# Material
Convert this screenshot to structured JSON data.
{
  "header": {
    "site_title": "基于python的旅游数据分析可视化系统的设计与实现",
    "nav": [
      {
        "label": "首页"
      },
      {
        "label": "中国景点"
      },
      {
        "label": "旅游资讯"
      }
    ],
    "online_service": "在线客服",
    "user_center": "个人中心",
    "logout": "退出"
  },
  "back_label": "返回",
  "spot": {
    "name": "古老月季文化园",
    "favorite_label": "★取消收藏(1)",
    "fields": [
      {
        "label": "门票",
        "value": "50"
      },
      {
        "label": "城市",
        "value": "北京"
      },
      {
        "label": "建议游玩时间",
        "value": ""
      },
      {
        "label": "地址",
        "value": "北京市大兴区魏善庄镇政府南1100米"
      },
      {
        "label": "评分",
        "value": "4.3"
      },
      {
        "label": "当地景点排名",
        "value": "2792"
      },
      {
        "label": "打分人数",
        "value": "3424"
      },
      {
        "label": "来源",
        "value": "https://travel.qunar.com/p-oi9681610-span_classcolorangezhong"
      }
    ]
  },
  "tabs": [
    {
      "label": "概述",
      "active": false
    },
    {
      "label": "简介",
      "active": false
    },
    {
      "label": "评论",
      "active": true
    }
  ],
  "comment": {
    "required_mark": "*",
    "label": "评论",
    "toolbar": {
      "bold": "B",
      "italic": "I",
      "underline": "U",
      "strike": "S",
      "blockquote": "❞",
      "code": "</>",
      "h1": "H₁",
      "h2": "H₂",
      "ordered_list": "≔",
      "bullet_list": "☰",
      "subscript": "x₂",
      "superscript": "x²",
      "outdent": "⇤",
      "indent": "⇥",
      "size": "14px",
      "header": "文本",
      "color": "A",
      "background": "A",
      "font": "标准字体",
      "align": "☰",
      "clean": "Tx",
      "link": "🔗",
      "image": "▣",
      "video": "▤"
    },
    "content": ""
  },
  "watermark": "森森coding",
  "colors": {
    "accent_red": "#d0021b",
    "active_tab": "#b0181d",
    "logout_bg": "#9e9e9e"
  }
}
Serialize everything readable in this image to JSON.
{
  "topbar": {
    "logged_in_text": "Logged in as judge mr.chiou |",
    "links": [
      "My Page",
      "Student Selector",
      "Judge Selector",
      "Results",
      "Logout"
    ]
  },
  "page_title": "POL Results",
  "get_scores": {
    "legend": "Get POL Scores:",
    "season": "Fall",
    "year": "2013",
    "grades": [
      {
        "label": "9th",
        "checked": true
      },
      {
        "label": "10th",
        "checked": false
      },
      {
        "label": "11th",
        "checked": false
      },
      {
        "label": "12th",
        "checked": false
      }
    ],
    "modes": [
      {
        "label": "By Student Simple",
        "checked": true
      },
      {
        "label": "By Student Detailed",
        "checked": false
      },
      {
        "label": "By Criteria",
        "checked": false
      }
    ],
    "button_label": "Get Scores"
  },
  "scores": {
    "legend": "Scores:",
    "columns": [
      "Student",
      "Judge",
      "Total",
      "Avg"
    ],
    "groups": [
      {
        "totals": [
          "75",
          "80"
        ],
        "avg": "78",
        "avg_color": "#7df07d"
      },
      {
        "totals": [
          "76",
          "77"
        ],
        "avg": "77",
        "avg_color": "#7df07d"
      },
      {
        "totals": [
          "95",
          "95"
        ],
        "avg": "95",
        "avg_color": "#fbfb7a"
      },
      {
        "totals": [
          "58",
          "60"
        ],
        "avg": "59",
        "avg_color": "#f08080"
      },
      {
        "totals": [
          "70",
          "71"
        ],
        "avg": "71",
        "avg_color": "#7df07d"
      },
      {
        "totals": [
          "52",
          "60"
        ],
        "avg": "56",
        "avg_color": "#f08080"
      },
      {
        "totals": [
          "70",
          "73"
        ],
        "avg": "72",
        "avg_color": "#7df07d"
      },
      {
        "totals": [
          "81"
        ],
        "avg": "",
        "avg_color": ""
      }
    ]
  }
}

# Work required
Repeat the material above in full, keeping every word.

# Worked solution
Convert this screenshot to structured JSON data.
{
  "header": {
    "site_title": "基于python的旅游数据分析可视化系统的设计与实现",
    "nav": [
      {
        "label": "首页"
      },
      {
        "label": "中国景点"
      },
      {
        "label": "旅游资讯"
      }
    ],
    "online_service": "在线客服",
    "user_center": "个人中心",
    "logout": "退出"
  },
  "back_label": "返回",
  "spot": {
    "name": "古老月季文化园",
    "favorite_label": "★取消收藏(1)",
    "fields": [
      {
        "label": "门票",
        "value": "50"
      },
      {
        "label": "城市",
        "value": "北京"
      },
      {
        "label": "建议游玩时间",
        "value": ""
      },
      {
        "label": "地址",
        "value": "北京市大兴区魏善庄镇政府南1100米"
      },
      {
        "label": "评分",
        "value": "4.3"
      },
      {
        "label": "当地景点排名",
        "value": "2792"
      },
      {
        "label": "打分人数",
        "value": "3424"
      },
      {
        "label": "来源",
        "value": "https://travel.qunar.com/p-oi9681610-span_classcolorangezhong"
      }
    ]
  },
  "tabs": [
    {
      "label": "概述",
      "active": false
    },
    {
      "label": "简介",
      "active": false
    },
    {
      "label": "评论",
      "active": true
    }
  ],
  "comment": {
    "required_mark": "*",
    "label": "评论",
    "toolbar": {
      "bold": "B",
      "italic": "I",
      "underline": "U",
      "strike": "S",
      "blockquote": "❞",
      "code": "</>",
      "h1": "H₁",
      "h2": "H₂",
      "ordered_list": "≔",
      "bullet_list": "☰",
      "subscript": "x₂",
      "superscript": "x²",
      "outdent": "⇤",
      "indent": "⇥",
      "size": "14px",
      "header": "文本",
      "color": "A",
      "background": "A",
      "font": "标准字体",
      "align": "☰",
      "clean": "Tx",
      "link": "🔗",
      "image": "▣",
      "video": "▤"
    },
    "content": ""
  },
  "watermark": "森森coding",
  "colors": {
    "accent_red": "#d0021b",
    "active_tab": "#b0181d",
    "logout_bg": "#9e9e9e"
  }
}
Serialize everything readable in this image to JSON.
{
  "topbar": {
    "logged_in_text": "Logged in as judge mr.chiou |",
    "links": [
      "My Page",
      "Student Selector",
      "Judge Selector",
      "Results",
      "Logout"
    ]
  },
  "page_title": "POL Results",
  "get_scores": {
    "legend": "Get POL Scores:",
    "season": "Fall",
    "year": "2013",
    "grades": [
      {
        "label": "9th",
        "checked": true
      },
      {
        "label": "10th",
        "checked": false
      },
      {
        "label": "11th",
        "checked": false
      },
      {
        "label": "12th",
        "checked": false
      }
    ],
    "modes": [
      {
        "label": "By Student Simple",
        "checked": true
      },
      {
        "label": "By Student Detailed",
        "checked": false
      },
      {
        "label": "By Criteria",
        "checked": false
      }
    ],
    "button_label": "Get Scores"
  },
  "scores": {
    "legend": "Scores:",
    "columns": [
      "Student",
      "Judge",
      "Total",
      "Avg"
    ],
    "groups": [
      {
        "totals": [
          "75",
          "80"
        ],
        "avg": "78",
        "avg_color": "#7df07d"
      },
      {
        "totals": [
          "76",
          "77"
        ],
        "avg": "77",
        "avg_color": "#7df07d"
      },
      {
        "totals": [
          "95",
          "95"
        ],
        "avg": "95",
        "avg_color": "#fbfb7a"
      },
      {
        "totals": [
          "58",
          "60"
        ],
        "avg": "59",
        "avg_color": "#f08080"
      },
      {
        "totals": [
          "70",
          "71"
        ],
        "avg": "71",
        "avg_color": "#7df07d"
      },
      {
        "totals": [
          "52",
          "60"
        ],
        "avg": "56",
        "avg_color": "#f08080"
      },
      {
        "totals": [
          "70",
          "73"
        ],
        "avg": "72",
        "avg_color": "#7df07d"
      },
      {
        "totals": [
          "81"
        ],
        "avg": "",
        "avg_color": ""
      }
    ]
  }
}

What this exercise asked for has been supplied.